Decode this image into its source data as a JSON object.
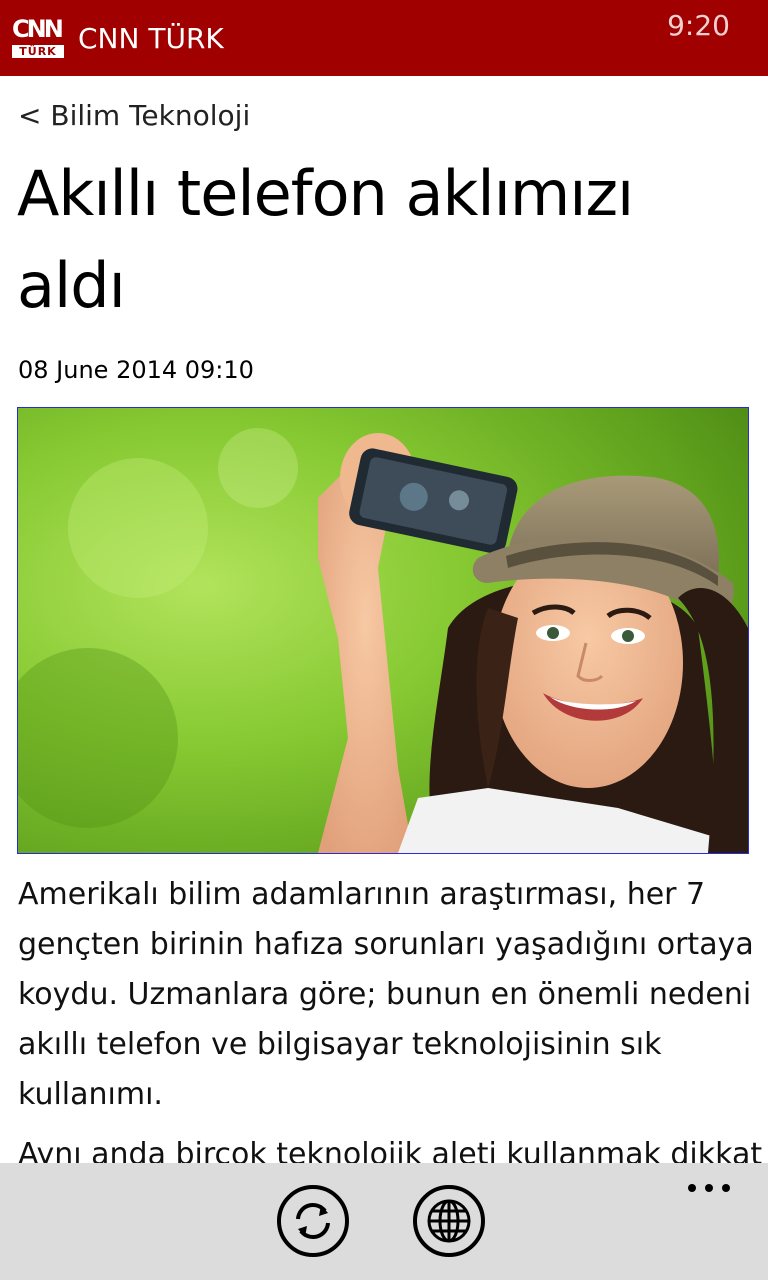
{
  "header": {
    "logo_top": "CNN",
    "logo_bottom": "TÜRK",
    "app_title": "CNN TÜRK",
    "clock": "9:20",
    "background_color": "#a00000"
  },
  "article": {
    "breadcrumb": "< Bilim Teknoloji",
    "title": "Akıllı telefon aklımızı aldı",
    "date": "08 June 2014 09:10",
    "image_icon": "selfie-photo",
    "paragraphs": [
      "Amerikalı bilim adamlarının araştırması, her 7 gençten birinin hafıza sorunları yaşadığını ortaya koydu. Uzmanlara göre; bunun en önemli nedeni akıllı telefon ve bilgisayar teknolojisinin sık kullanımı.",
      "Aynı anda birçok teknolojik aleti kullanmak dikkat"
    ]
  },
  "appbar": {
    "buttons": [
      {
        "icon": "refresh-icon"
      },
      {
        "icon": "globe-icon"
      }
    ],
    "more_icon": "ellipsis-icon",
    "background_color": "#dcdcdc"
  }
}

* **TASK TO COMPLETE**: Reproduce all of the data exactly; the pictures do not belong in the copy.

* **RESPONSE**:
Decode this image into its source data as a JSON object.
{
  "header": {
    "logo_top": "CNN",
    "logo_bottom": "TÜRK",
    "app_title": "CNN TÜRK",
    "clock": "9:20",
    "background_color": "#a00000"
  },
  "article": {
    "breadcrumb": "< Bilim Teknoloji",
    "title": "Akıllı telefon aklımızı aldı",
    "date": "08 June 2014 09:10",
    "image_icon": "selfie-photo",
    "paragraphs": [
      "Amerikalı bilim adamlarının araştırması, her 7 gençten birinin hafıza sorunları yaşadığını ortaya koydu. Uzmanlara göre; bunun en önemli nedeni akıllı telefon ve bilgisayar teknolojisinin sık kullanımı.",
      "Aynı anda birçok teknolojik aleti kullanmak dikkat"
    ]
  },
  "appbar": {
    "buttons": [
      {
        "icon": "refresh-icon"
      },
      {
        "icon": "globe-icon"
      }
    ],
    "more_icon": "ellipsis-icon",
    "background_color": "#dcdcdc"
  }
}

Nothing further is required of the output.